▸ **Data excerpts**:
※ ※ ※
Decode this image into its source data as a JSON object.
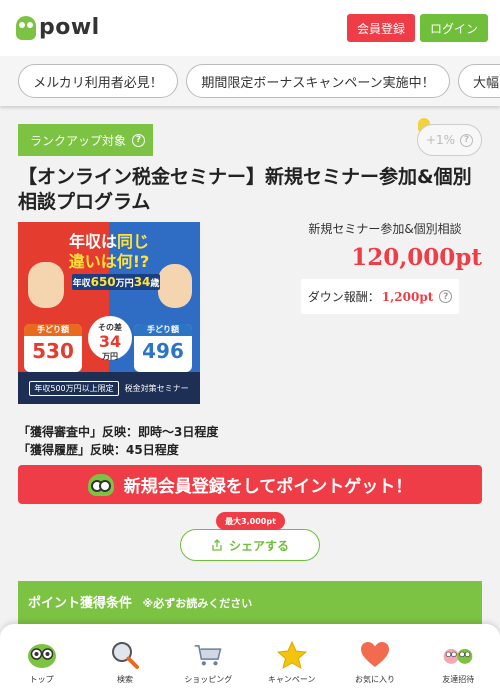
{
  "header": {
    "logo_text": "powl",
    "register_label": "会員登録",
    "login_label": "ログイン"
  },
  "campaigns": [
    {
      "label": "メルカリ利用者必見！"
    },
    {
      "label": "期間限定ボーナスキャンペーン実施中！"
    },
    {
      "label": "大幅"
    }
  ],
  "offer": {
    "rankup_label": "ランクアップ対象",
    "rate_label": "+1%",
    "title": "【オンライン税金セミナー】新規セミナー参加&個別相談プログラム",
    "subtitle": "新規セミナー参加&個別相談",
    "points": "120,000pt",
    "down_label": "ダウン報酬：",
    "down_amount": "1,200pt",
    "reflect_1": "「獲得審査中」反映：即時～3日程度",
    "reflect_2": "「獲得履歴」反映：45日程度"
  },
  "thumbnail": {
    "headline_1a": "年収は",
    "headline_1b": "同じ",
    "headline_2a": "違いは",
    "headline_2b": "何!?",
    "mid_a": "年収",
    "mid_b": "650",
    "mid_c": "万円",
    "mid_d": "34",
    "mid_e": "歳",
    "left_card_head": "手どり額",
    "left_card_num": "530",
    "right_card_head": "手どり額",
    "right_card_num": "496",
    "badge_top": "その差",
    "badge_num": "34",
    "badge_unit": "万円",
    "foot_1": "年収500万円以上限定",
    "foot_2": "税金対策セミナー"
  },
  "cta": {
    "label": "新規会員登録をしてポイントゲット！"
  },
  "share": {
    "max_label": "最大3,000pt",
    "button_label": "シェアする"
  },
  "conditions": {
    "title": "ポイント獲得条件",
    "note": "※必ずお読みください"
  },
  "bottom_nav": [
    {
      "label": "トップ"
    },
    {
      "label": "検索"
    },
    {
      "label": "ショッピング"
    },
    {
      "label": "キャンペーン"
    },
    {
      "label": "お気に入り"
    },
    {
      "label": "友達招待"
    }
  ],
  "colors": {
    "brand_green": "#7cc243",
    "accent_red": "#ef3d47"
  }
}
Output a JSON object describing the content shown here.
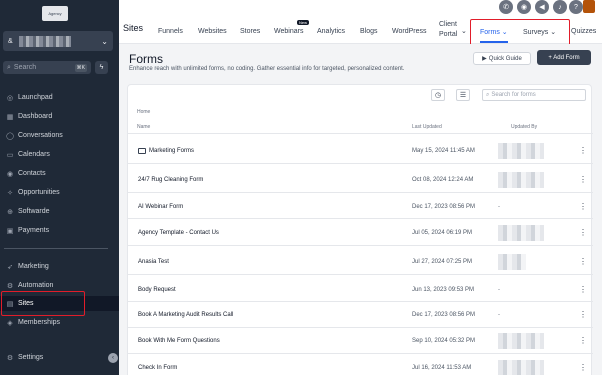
{
  "sidebar": {
    "logo_text": "Agency",
    "account_chevron": "⌄",
    "search_placeholder": "Search",
    "search_shortcut": "⌘K",
    "items": [
      {
        "label": "Launchpad",
        "icon": "rocket-icon",
        "glyph": "◎"
      },
      {
        "label": "Dashboard",
        "icon": "dashboard-icon",
        "glyph": "▦"
      },
      {
        "label": "Conversations",
        "icon": "chat-icon",
        "glyph": "◯"
      },
      {
        "label": "Calendars",
        "icon": "calendar-icon",
        "glyph": "▭"
      },
      {
        "label": "Contacts",
        "icon": "contacts-icon",
        "glyph": "◉"
      },
      {
        "label": "Opportunities",
        "icon": "opportunities-icon",
        "glyph": "✧"
      },
      {
        "label": "Softwarde",
        "icon": "software-icon",
        "glyph": "⊕"
      },
      {
        "label": "Payments",
        "icon": "payments-icon",
        "glyph": "▣"
      },
      {
        "label": "Marketing",
        "icon": "marketing-icon",
        "glyph": "➶"
      },
      {
        "label": "Automation",
        "icon": "automation-icon",
        "glyph": "⚙"
      },
      {
        "label": "Sites",
        "icon": "sites-icon",
        "glyph": "▤"
      },
      {
        "label": "Memberships",
        "icon": "memberships-icon",
        "glyph": "◈"
      },
      {
        "label": "Settings",
        "icon": "settings-icon",
        "glyph": "⚙"
      }
    ]
  },
  "topbar": {
    "section": "Sites",
    "tabs": [
      {
        "label": "Funnels"
      },
      {
        "label": "Websites"
      },
      {
        "label": "Stores"
      },
      {
        "label": "Webinars"
      },
      {
        "label": "Analytics"
      },
      {
        "label": "Blogs"
      },
      {
        "label": "WordPress"
      },
      {
        "label": "Client Portal"
      },
      {
        "label": "Forms"
      },
      {
        "label": "Surveys"
      },
      {
        "label": "Quizzes"
      }
    ],
    "new_badge": "New",
    "chevron": "⌄"
  },
  "content": {
    "title": "Forms",
    "subtitle": "Enhance reach with unlimited forms, no coding. Gather essential info for targeted, personalized content.",
    "secondary_button": "Quick Guide",
    "primary_button": "+ Add Form",
    "search_placeholder": "Search for forms",
    "breadcrumb": "Home",
    "columns": {
      "name": "Name",
      "updated": "Last Updated",
      "updated_by": "Updated By"
    },
    "rows": [
      {
        "name": "Marketing Forms",
        "folder": true,
        "date": "May 15, 2024 11:45 AM",
        "updated_by": ""
      },
      {
        "name": "24/7 Rug Cleaning Form",
        "folder": false,
        "date": "Oct 08, 2024 12:24 AM",
        "updated_by": ""
      },
      {
        "name": "AI Webinar Form",
        "folder": false,
        "date": "Dec 17, 2023 08:56 PM",
        "updated_by": "-"
      },
      {
        "name": "Agency Template - Contact Us",
        "folder": false,
        "date": "Jul 05, 2024 06:19 PM",
        "updated_by": ""
      },
      {
        "name": "Anasia Test",
        "folder": false,
        "date": "Jul 27, 2024 07:25 PM",
        "updated_by": ""
      },
      {
        "name": "Body Request",
        "folder": false,
        "date": "Jun 13, 2023 09:53 PM",
        "updated_by": "-"
      },
      {
        "name": "Book A Marketing Audit Results Call",
        "folder": false,
        "date": "Dec 17, 2023 08:56 PM",
        "updated_by": "-"
      },
      {
        "name": "Book With Me Form Questions",
        "folder": false,
        "date": "Sep 10, 2024 05:32 PM",
        "updated_by": ""
      },
      {
        "name": "Check In Form",
        "folder": false,
        "date": "Jul 16, 2024 11:53 AM",
        "updated_by": ""
      }
    ],
    "more_glyph": "⋮"
  },
  "colors": {
    "sidebar_bg": "#1f2937",
    "accent": "#2563eb",
    "highlight": "#e11d2a"
  }
}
※ ※ ※
▸ **WORK TO COMPLETE**: Copy all the entries word for word. Omit any pictures.

▸ **EXERCISE RESULT**:
Decode this image into its source data as a JSON object.
{
  "header": {
    "logo_text": "powl",
    "register_label": "会員登録",
    "login_label": "ログイン"
  },
  "campaigns": [
    {
      "label": "メルカリ利用者必見！"
    },
    {
      "label": "期間限定ボーナスキャンペーン実施中！"
    },
    {
      "label": "大幅"
    }
  ],
  "offer": {
    "rankup_label": "ランクアップ対象",
    "rate_label": "+1%",
    "title": "【オンライン税金セミナー】新規セミナー参加&個別相談プログラム",
    "subtitle": "新規セミナー参加&個別相談",
    "points": "120,000pt",
    "down_label": "ダウン報酬：",
    "down_amount": "1,200pt",
    "reflect_1": "「獲得審査中」反映：即時～3日程度",
    "reflect_2": "「獲得履歴」反映：45日程度"
  },
  "thumbnail": {
    "headline_1a": "年収は",
    "headline_1b": "同じ",
    "headline_2a": "違いは",
    "headline_2b": "何!?",
    "mid_a": "年収",
    "mid_b": "650",
    "mid_c": "万円",
    "mid_d": "34",
    "mid_e": "歳",
    "left_card_head": "手どり額",
    "left_card_num": "530",
    "right_card_head": "手どり額",
    "right_card_num": "496",
    "badge_top": "その差",
    "badge_num": "34",
    "badge_unit": "万円",
    "foot_1": "年収500万円以上限定",
    "foot_2": "税金対策セミナー"
  },
  "cta": {
    "label": "新規会員登録をしてポイントゲット！"
  },
  "share": {
    "max_label": "最大3,000pt",
    "button_label": "シェアする"
  },
  "conditions": {
    "title": "ポイント獲得条件",
    "note": "※必ずお読みください"
  },
  "bottom_nav": [
    {
      "label": "トップ"
    },
    {
      "label": "検索"
    },
    {
      "label": "ショッピング"
    },
    {
      "label": "キャンペーン"
    },
    {
      "label": "お気に入り"
    },
    {
      "label": "友達招待"
    }
  ],
  "colors": {
    "brand_green": "#7cc243",
    "accent_red": "#ef3d47"
  }
}
Output a JSON object describing the content shown here.
{
  "sidebar": {
    "logo_text": "Agency",
    "account_chevron": "⌄",
    "search_placeholder": "Search",
    "search_shortcut": "⌘K",
    "items": [
      {
        "label": "Launchpad",
        "icon": "rocket-icon",
        "glyph": "◎"
      },
      {
        "label": "Dashboard",
        "icon": "dashboard-icon",
        "glyph": "▦"
      },
      {
        "label": "Conversations",
        "icon": "chat-icon",
        "glyph": "◯"
      },
      {
        "label": "Calendars",
        "icon": "calendar-icon",
        "glyph": "▭"
      },
      {
        "label": "Contacts",
        "icon": "contacts-icon",
        "glyph": "◉"
      },
      {
        "label": "Opportunities",
        "icon": "opportunities-icon",
        "glyph": "✧"
      },
      {
        "label": "Softwarde",
        "icon": "software-icon",
        "glyph": "⊕"
      },
      {
        "label": "Payments",
        "icon": "payments-icon",
        "glyph": "▣"
      },
      {
        "label": "Marketing",
        "icon": "marketing-icon",
        "glyph": "➶"
      },
      {
        "label": "Automation",
        "icon": "automation-icon",
        "glyph": "⚙"
      },
      {
        "label": "Sites",
        "icon": "sites-icon",
        "glyph": "▤"
      },
      {
        "label": "Memberships",
        "icon": "memberships-icon",
        "glyph": "◈"
      },
      {
        "label": "Settings",
        "icon": "settings-icon",
        "glyph": "⚙"
      }
    ]
  },
  "topbar": {
    "section": "Sites",
    "tabs": [
      {
        "label": "Funnels"
      },
      {
        "label": "Websites"
      },
      {
        "label": "Stores"
      },
      {
        "label": "Webinars"
      },
      {
        "label": "Analytics"
      },
      {
        "label": "Blogs"
      },
      {
        "label": "WordPress"
      },
      {
        "label": "Client Portal"
      },
      {
        "label": "Forms"
      },
      {
        "label": "Surveys"
      },
      {
        "label": "Quizzes"
      }
    ],
    "new_badge": "New",
    "chevron": "⌄"
  },
  "content": {
    "title": "Forms",
    "subtitle": "Enhance reach with unlimited forms, no coding. Gather essential info for targeted, personalized content.",
    "secondary_button": "Quick Guide",
    "primary_button": "+ Add Form",
    "search_placeholder": "Search for forms",
    "breadcrumb": "Home",
    "columns": {
      "name": "Name",
      "updated": "Last Updated",
      "updated_by": "Updated By"
    },
    "rows": [
      {
        "name": "Marketing Forms",
        "folder": true,
        "date": "May 15, 2024 11:45 AM",
        "updated_by": ""
      },
      {
        "name": "24/7 Rug Cleaning Form",
        "folder": false,
        "date": "Oct 08, 2024 12:24 AM",
        "updated_by": ""
      },
      {
        "name": "AI Webinar Form",
        "folder": false,
        "date": "Dec 17, 2023 08:56 PM",
        "updated_by": "-"
      },
      {
        "name": "Agency Template - Contact Us",
        "folder": false,
        "date": "Jul 05, 2024 06:19 PM",
        "updated_by": ""
      },
      {
        "name": "Anasia Test",
        "folder": false,
        "date": "Jul 27, 2024 07:25 PM",
        "updated_by": ""
      },
      {
        "name": "Body Request",
        "folder": false,
        "date": "Jun 13, 2023 09:53 PM",
        "updated_by": "-"
      },
      {
        "name": "Book A Marketing Audit Results Call",
        "folder": false,
        "date": "Dec 17, 2023 08:56 PM",
        "updated_by": "-"
      },
      {
        "name": "Book With Me Form Questions",
        "folder": false,
        "date": "Sep 10, 2024 05:32 PM",
        "updated_by": ""
      },
      {
        "name": "Check In Form",
        "folder": false,
        "date": "Jul 16, 2024 11:53 AM",
        "updated_by": ""
      }
    ],
    "more_glyph": "⋮"
  },
  "colors": {
    "sidebar_bg": "#1f2937",
    "accent": "#2563eb",
    "highlight": "#e11d2a"
  }
}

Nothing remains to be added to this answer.